Copy out the lines from the line with "contour-labels: 280 276" to the line with "legend-labels: 0.01 0.1", swapping "legend-swatch" for "legend-color-box" and leaving everything else unchanged.

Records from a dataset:
================================

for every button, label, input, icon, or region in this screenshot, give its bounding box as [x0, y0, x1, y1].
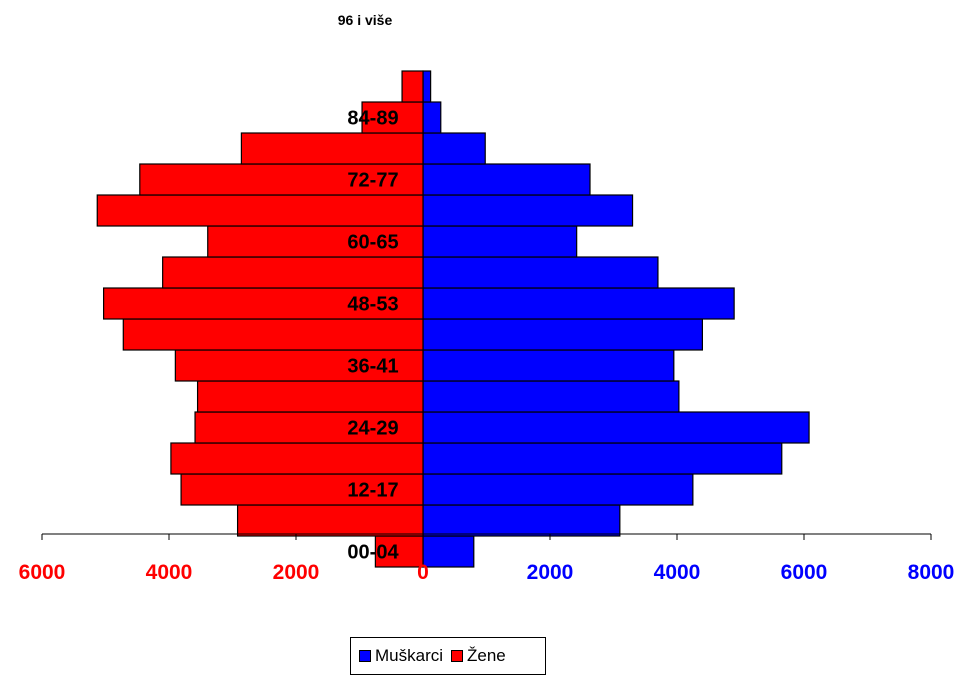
- bar-muskarci-13: [422, 132, 486, 165]
- bar-zene-0: [374, 535, 424, 568]
- bar-zene-6: [174, 349, 424, 382]
- bar-zene-9: [162, 256, 424, 289]
- x-tick-label-3: 0: [417, 561, 429, 584]
- age-group-label-3: 36-41: [347, 356, 398, 378]
- age-group-label-6: 72-77: [347, 170, 398, 192]
- age-group-label-4: 48-53: [347, 294, 398, 316]
- x-tick-label-7: 8000: [908, 561, 955, 584]
- bar-muskarci-3: [422, 442, 783, 475]
- legend-swatch-muskarci: [359, 650, 371, 662]
- bar-muskarci-9: [422, 256, 659, 289]
- x-tick-label-5: 4000: [654, 561, 701, 584]
- legend-item-muskarci: Muškarci: [359, 646, 443, 666]
- x-tick-label-1: 4000: [146, 561, 193, 584]
- chart-legend: Muškarci Žene: [350, 637, 546, 675]
- bar-muskarci-7: [422, 318, 703, 351]
- bar-zene-2: [180, 473, 424, 506]
- bar-zene-5: [196, 380, 424, 413]
- legend-label-muskarci: Muškarci: [375, 646, 444, 665]
- bar-muskarci-5: [422, 380, 680, 413]
- bar-muskarci-0: [422, 535, 475, 568]
- bar-muskarci-12: [422, 163, 591, 196]
- age-group-label-2: 24-29: [347, 418, 398, 440]
- bar-zene-10: [207, 225, 424, 258]
- bar-muskarci-1: [422, 504, 621, 537]
- bar-muskarci-4: [422, 411, 810, 444]
- bar-zene-14: [361, 101, 424, 134]
- age-group-label-5: 60-65: [347, 232, 398, 254]
- bar-muskarci-15: [422, 70, 432, 103]
- bar-muskarci-2: [422, 473, 694, 506]
- x-tick-label-0: 6000: [19, 561, 66, 584]
- bar-muskarci-8: [422, 287, 735, 320]
- bar-muskarci-14: [422, 101, 442, 134]
- bar-zene-3: [170, 442, 424, 475]
- bar-zene-13: [240, 132, 424, 165]
- bar-zene-8: [102, 287, 424, 320]
- bar-zene-11: [96, 194, 424, 227]
- legend-label-zene: Žene: [467, 646, 506, 665]
- legend-item-zene: Žene: [451, 646, 506, 666]
- bar-zene-15: [401, 70, 424, 103]
- age-group-label-8: 96 i više: [338, 12, 393, 28]
- age-group-label-1: 12-17: [347, 480, 398, 502]
- bar-muskarci-11: [422, 194, 634, 227]
- x-tick-label-6: 6000: [781, 561, 828, 584]
- age-group-label-0: 00-04: [347, 542, 399, 564]
- bar-zene-1: [236, 504, 424, 537]
- bar-muskarci-10: [422, 225, 578, 258]
- bar-zene-12: [139, 163, 424, 196]
- bar-muskarci-6: [422, 349, 675, 382]
- x-tick-label-4: 2000: [527, 561, 574, 584]
- age-group-label-7: 84-89: [347, 108, 398, 130]
- bar-zene-7: [122, 318, 424, 351]
- legend-swatch-zene: [451, 650, 464, 662]
- x-tick-label-2: 2000: [273, 561, 320, 584]
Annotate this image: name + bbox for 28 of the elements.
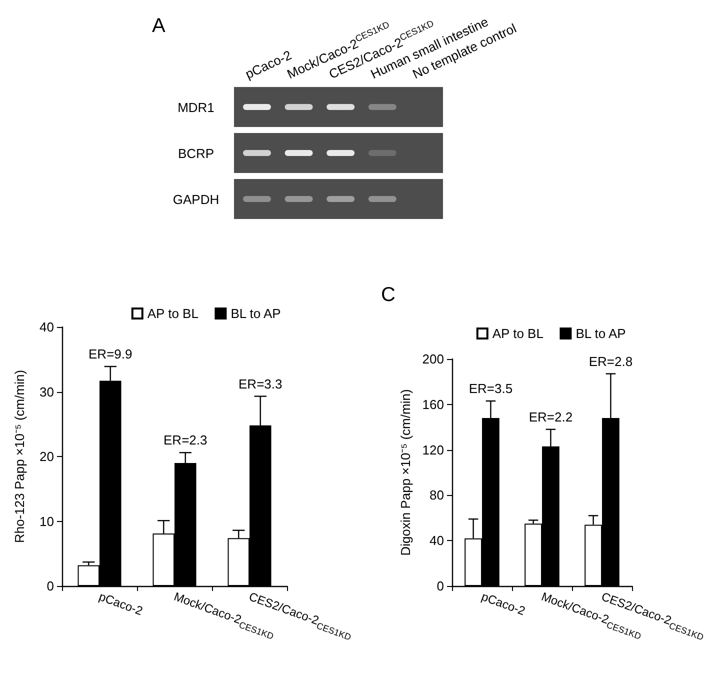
category-label: GAPDH	[172, 192, 220, 207]
legend-label: AP to BL	[147, 306, 198, 321]
y-tick-label: 200	[422, 352, 444, 366]
y-tick-label: 10	[40, 514, 54, 529]
legend-label: BL to AP	[576, 326, 626, 341]
chart-title: C	[381, 284, 396, 306]
annotation: ER=3.3	[238, 376, 282, 392]
y-tick-label: 30	[40, 384, 54, 400]
annotation: ER=2.2	[528, 409, 573, 424]
category-label: MDR1	[178, 100, 214, 115]
category-label: BCRP	[178, 146, 214, 161]
annotation: ER=2.8	[588, 354, 633, 369]
annotation: ER=2.3	[164, 432, 208, 448]
y-tick-label: 40	[430, 533, 444, 548]
text: A	[152, 15, 166, 37]
legend-label: AP to BL	[492, 326, 544, 341]
y-tick-label: 0	[46, 578, 54, 594]
y-tick-label: 120	[422, 442, 444, 458]
y-axis-title: Digoxin Papp ×10⁻⁵ (cm/min)	[398, 389, 413, 556]
y-tick-label: 0	[436, 578, 444, 594]
annotation: ER=3.5	[468, 380, 513, 396]
y-tick-label: 20	[40, 449, 54, 464]
legend-label: BL to AP	[230, 306, 281, 321]
y-axis-title: Rho-123 Papp ×10⁻⁵ (cm/min)	[12, 370, 27, 544]
annotation: ER=9.9	[88, 346, 132, 362]
y-tick-label: 160	[422, 396, 444, 412]
y-tick-label: 40	[40, 320, 54, 334]
y-tick-label: 80	[430, 488, 444, 503]
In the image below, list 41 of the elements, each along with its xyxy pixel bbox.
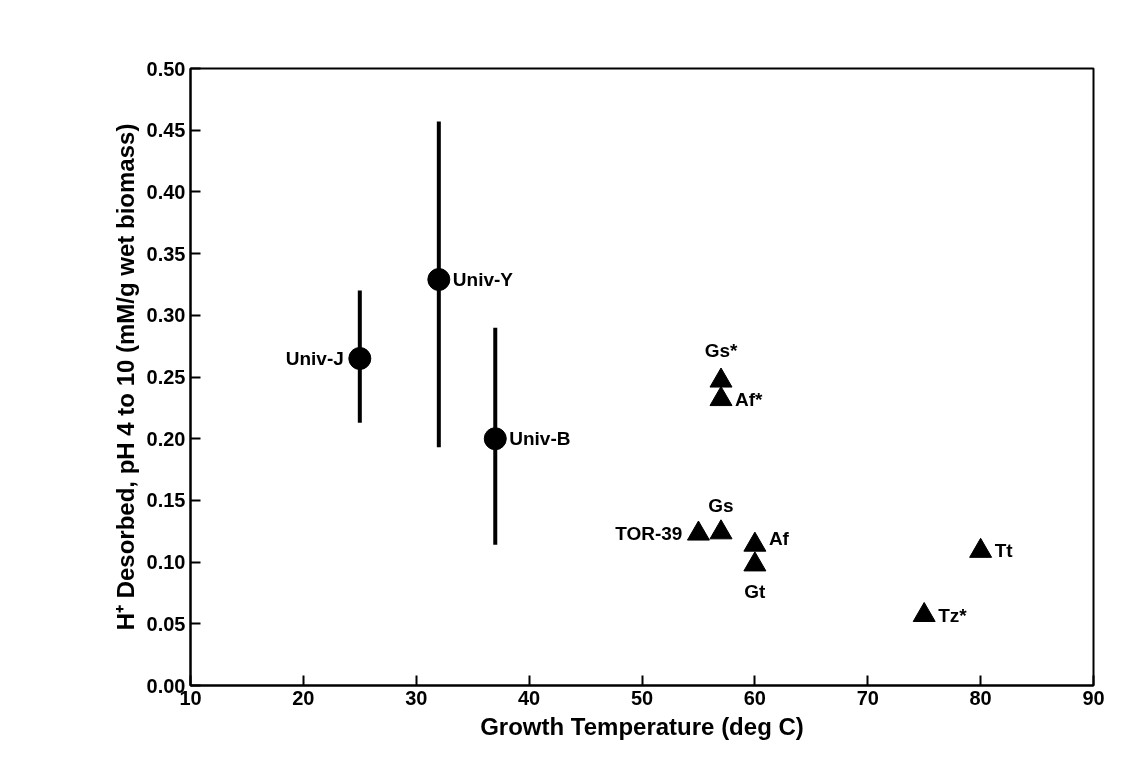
y-axis-title: H⁺ Desorbed, pH 4 to 10 (mM/g wet biomass) xyxy=(111,123,139,631)
annotation: Af xyxy=(768,528,790,550)
point xyxy=(427,268,451,291)
x-tick-label: 60 xyxy=(743,686,766,709)
x-tick-label: 80 xyxy=(969,686,992,709)
annotation: Tz* xyxy=(938,604,968,626)
y-tick-label: 0.25 xyxy=(146,366,186,388)
y-tick-label: 0.40 xyxy=(146,180,186,203)
annotation: Univ-Y xyxy=(452,269,514,291)
y-tick-label: 0.35 xyxy=(146,242,186,265)
point xyxy=(743,551,767,572)
point xyxy=(709,367,733,388)
annotation: Univ-J xyxy=(285,347,344,369)
annotation: Af* xyxy=(735,388,764,410)
x-tick-label: 70 xyxy=(856,686,879,709)
x-tick-label: 40 xyxy=(518,686,541,709)
annotation: Tt xyxy=(994,540,1014,562)
y-tick-label: 0.50 xyxy=(146,57,186,80)
x-tick-label: 90 xyxy=(1082,686,1105,709)
y-tick-label: 0.20 xyxy=(146,427,186,450)
annotation: TOR-39 xyxy=(615,523,683,545)
point xyxy=(348,347,372,370)
annotation: Gs xyxy=(708,495,734,517)
annotation: Gt xyxy=(744,580,767,602)
y-tick-label: 0.05 xyxy=(146,612,186,635)
x-tick-label: 50 xyxy=(630,686,654,709)
point xyxy=(686,520,710,541)
x-tick-label: 30 xyxy=(405,686,428,709)
y-tick-label: 0.15 xyxy=(146,489,186,512)
point xyxy=(743,531,767,552)
point xyxy=(969,537,993,558)
x-tick-label: 20 xyxy=(292,686,315,709)
point xyxy=(709,519,733,540)
y-tick-label: 0.10 xyxy=(146,551,186,574)
point xyxy=(709,386,733,407)
annotation: Gs* xyxy=(704,339,738,361)
annotation: Univ-B xyxy=(509,428,571,450)
x-axis-title: Growth Temperature (deg C) xyxy=(480,712,804,740)
point xyxy=(912,601,936,623)
y-tick-label: 0.30 xyxy=(146,304,186,327)
y-tick-label: 0.45 xyxy=(146,119,186,142)
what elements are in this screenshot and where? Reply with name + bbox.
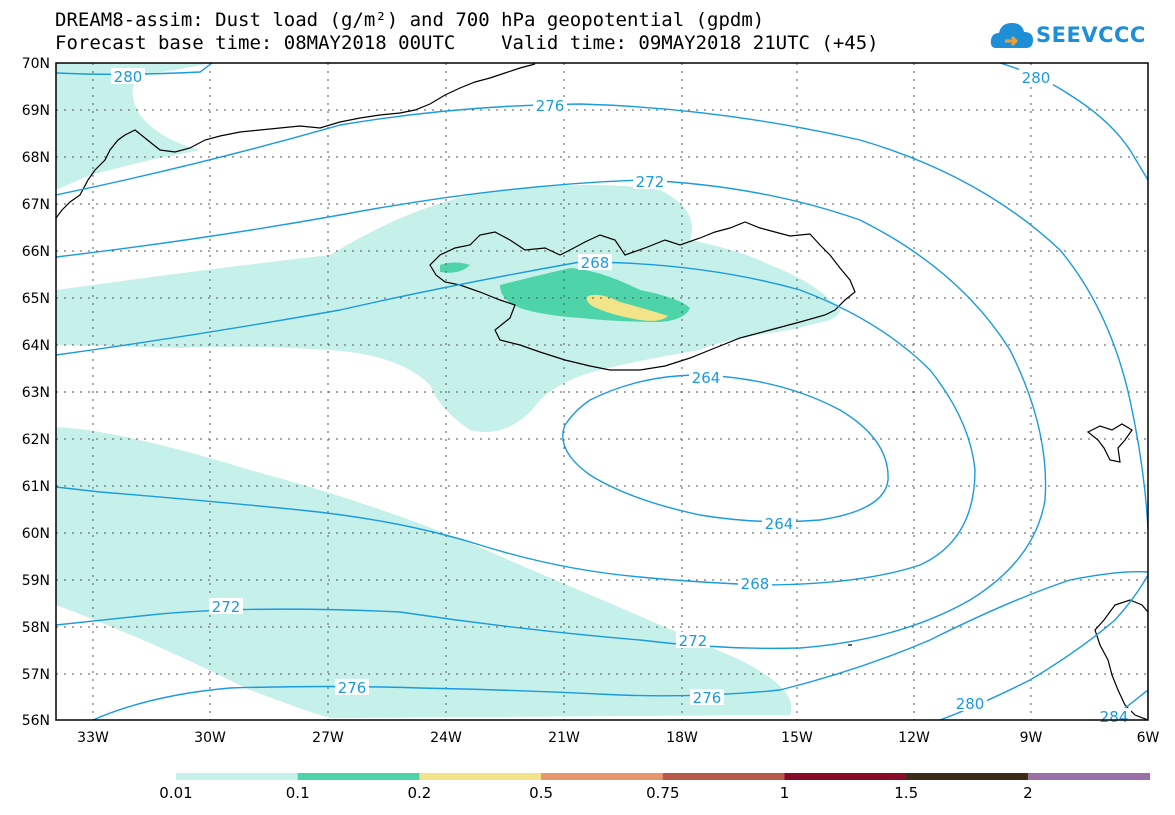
contour-labels: 280 276 272 268 264 264 268 272 272 276 276 280 280 2…: [111, 68, 1131, 726]
contour-label: 272: [636, 173, 665, 191]
contour-label-bg: [738, 575, 772, 591]
legend-swatch: [419, 773, 542, 780]
contour-label-bg: [578, 254, 612, 270]
legend-swatch: [1027, 773, 1151, 780]
contour-label: 276: [536, 97, 565, 115]
lat-label: 59N: [22, 573, 50, 589]
contour-label-bg: [335, 679, 369, 695]
coastline-faroe: [1086, 423, 1133, 463]
contour-label: 276: [693, 689, 722, 707]
legend-label: 0.1: [286, 784, 310, 802]
lon-label: 30W: [194, 730, 226, 746]
contour-label: 284: [1100, 708, 1129, 726]
lat-label: 67N: [22, 197, 50, 213]
legend-swatch: [176, 773, 299, 780]
coastline-scotland: [1094, 599, 1148, 720]
dust-area-0.1: [440, 262, 470, 273]
contour-label: 272: [679, 632, 708, 650]
geopotential-contours: [56, 63, 1148, 720]
contour-276-south: [92, 571, 1148, 720]
coastline-greenland: [56, 63, 536, 219]
dust-area: [56, 185, 840, 432]
lat-label: 64N: [22, 338, 50, 354]
lat-label: 63N: [22, 385, 50, 401]
lon-label: 9W: [1020, 730, 1043, 746]
legend-label: 0.75: [646, 784, 679, 802]
lat-label: 62N: [22, 432, 50, 448]
dust-area: [56, 427, 792, 720]
lat-label: 60N: [22, 526, 50, 542]
contour-label-bg: [533, 97, 567, 113]
contour-label-bg: [953, 695, 987, 711]
contour-label-bg: [633, 173, 667, 189]
cloud-icon: [990, 23, 1033, 48]
graticule: [56, 63, 1148, 720]
contour-label: 264: [765, 515, 794, 533]
lon-label: 21W: [548, 730, 580, 746]
longitude-labels: 33W 30W 27W 24W 21W 18W 15W 12W 9W 6W: [77, 730, 1159, 746]
legend-swatch: [541, 773, 664, 780]
lat-label: 68N: [22, 150, 50, 166]
contour-label-bg: [1019, 69, 1053, 85]
contour-label-bg: [762, 515, 796, 531]
contour-label: 280: [114, 68, 143, 86]
logo-text: SEEVCCC: [1036, 23, 1146, 47]
legend-labels: 0.01 0.1 0.2 0.5 0.75 1 1.5 2: [159, 784, 1032, 802]
contour-264: [562, 374, 889, 523]
coastline-iceland: [429, 221, 856, 371]
legend-swatch: [662, 773, 785, 780]
contour-268: [56, 261, 976, 586]
contour-label: 276: [338, 679, 367, 697]
contour-label: 272: [212, 598, 241, 616]
lat-label: 65N: [22, 291, 50, 307]
legend-label: 0.2: [407, 784, 431, 802]
legend-swatch: [784, 773, 907, 780]
map-subtitle: Forecast base time: 08MAY2018 00UTC Vali…: [55, 32, 879, 54]
lon-label: 6W: [1137, 730, 1160, 746]
dust-shading: [56, 63, 840, 720]
legend-label: 2: [1023, 784, 1033, 802]
lat-label: 58N: [22, 620, 50, 636]
lat-label: 70N: [22, 56, 50, 72]
lon-label: 24W: [430, 730, 462, 746]
color-legend: [176, 773, 1151, 780]
contour-label: 280: [1022, 69, 1051, 87]
legend-label: 1.5: [894, 784, 918, 802]
legend-swatch: [906, 773, 1029, 780]
lon-label: 33W: [77, 730, 109, 746]
lon-label: 27W: [312, 730, 344, 746]
lat-label: 69N: [22, 103, 50, 119]
contour-label-bg: [676, 632, 710, 648]
lat-label: 61N: [22, 479, 50, 495]
contour-label: 264: [692, 369, 721, 387]
lat-label: 57N: [22, 667, 50, 683]
contour-label-bg: [111, 68, 145, 84]
contour-label: 268: [741, 575, 770, 593]
lat-label: 66N: [22, 244, 50, 260]
seevccc-logo: SEEVCCC: [988, 14, 1148, 60]
contour-276: [56, 103, 1148, 531]
dust-area-0.2: [586, 294, 668, 321]
lat-label: 56N: [22, 713, 50, 729]
contour-label-bg: [690, 689, 724, 705]
lon-label: 18W: [666, 730, 698, 746]
map-title: DREAM8-assim: Dust load (g/m²) and 700 h…: [55, 9, 765, 31]
legend-swatch: [297, 773, 420, 780]
map-frame: [55, 62, 1149, 721]
legend-label: 0.01: [159, 784, 192, 802]
contour-label: 268: [581, 254, 610, 272]
latitude-labels: 70N 69N 68N 67N 66N 65N 64N 63N 62N 61N 60N 59N 58N 5…: [22, 56, 50, 729]
legend-label: 0.5: [529, 784, 553, 802]
dust-area: [56, 63, 210, 190]
lon-label: 15W: [781, 730, 813, 746]
contour-label-bg: [689, 369, 723, 385]
dust-area: [56, 605, 340, 720]
contour-272: [56, 179, 1047, 650]
contour-label: 280: [956, 695, 985, 713]
contour-label-bg: [209, 598, 243, 614]
legend-label: 1: [780, 784, 790, 802]
lon-label: 12W: [898, 730, 930, 746]
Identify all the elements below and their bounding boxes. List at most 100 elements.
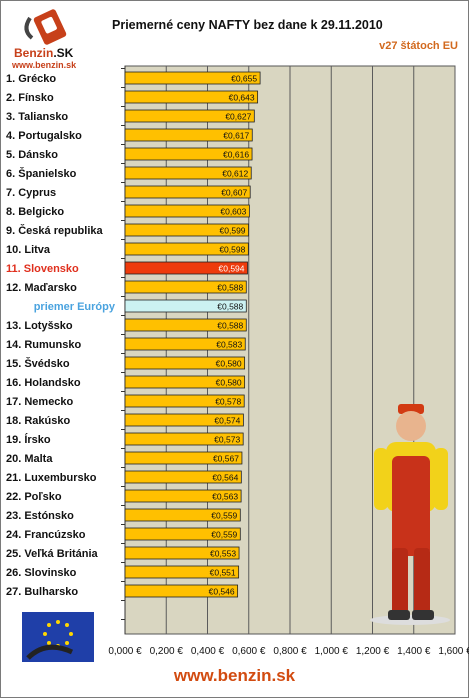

================================

CORRECT RESPONSE >>
contour-labels: 280 276 272 268 264 264 268 272 272 276 276 280 280 2…: [111, 68, 1131, 726]
contour-label: 272: [636, 173, 665, 191]
contour-label-bg: [738, 575, 772, 591]
legend-color-box: [419, 773, 542, 780]
contour-label-bg: [578, 254, 612, 270]
legend-color-box: [1027, 773, 1151, 780]
contour-label: 276: [536, 97, 565, 115]
lat-label: 59N: [22, 573, 50, 589]
contour-label-bg: [335, 679, 369, 695]
coastline-faroe: [1086, 423, 1133, 463]
contour-label: 276: [693, 689, 722, 707]
legend-label: 0.1: [286, 784, 310, 802]
lon-label: 30W: [194, 730, 226, 746]
contour-label: 284: [1100, 708, 1129, 726]
lat-label: 67N: [22, 197, 50, 213]
legend-color-box: [176, 773, 299, 780]
coastline-scotland: [1094, 599, 1148, 720]
dust-area-0.1: [440, 262, 470, 273]
contour-label: 272: [679, 632, 708, 650]
geopotential-contours: [56, 63, 1148, 720]
contour-276-south: [92, 571, 1148, 720]
coastline-greenland: [56, 63, 536, 219]
dust-area: [56, 185, 840, 432]
lat-label: 64N: [22, 338, 50, 354]
lat-label: 63N: [22, 385, 50, 401]
lon-label: 9W: [1020, 730, 1043, 746]
legend-label: 0.75: [646, 784, 679, 802]
lat-label: 62N: [22, 432, 50, 448]
dust-area: [56, 427, 792, 720]
lat-label: 60N: [22, 526, 50, 542]
contour-label-bg: [533, 97, 567, 113]
contour-label-bg: [953, 695, 987, 711]
contour-label-bg: [633, 173, 667, 189]
cloud-icon: [990, 23, 1033, 48]
graticule: [56, 63, 1148, 720]
contour-label: 264: [765, 515, 794, 533]
lon-label: 21W: [548, 730, 580, 746]
longitude-labels: 33W 30W 27W 24W 21W 18W 15W 12W 9W 6W: [77, 730, 1159, 746]
legend-color-box: [541, 773, 664, 780]
lat-label: 68N: [22, 150, 50, 166]
contour-label-bg: [1019, 69, 1053, 85]
contour-label-bg: [762, 515, 796, 531]
contour-label: 280: [114, 68, 143, 86]
logo-text: SEEVCCC: [1036, 23, 1146, 47]
legend-labels: 0.01 0.1 0.2 0.5 0.75 1 1.5 2: [159, 784, 1032, 802]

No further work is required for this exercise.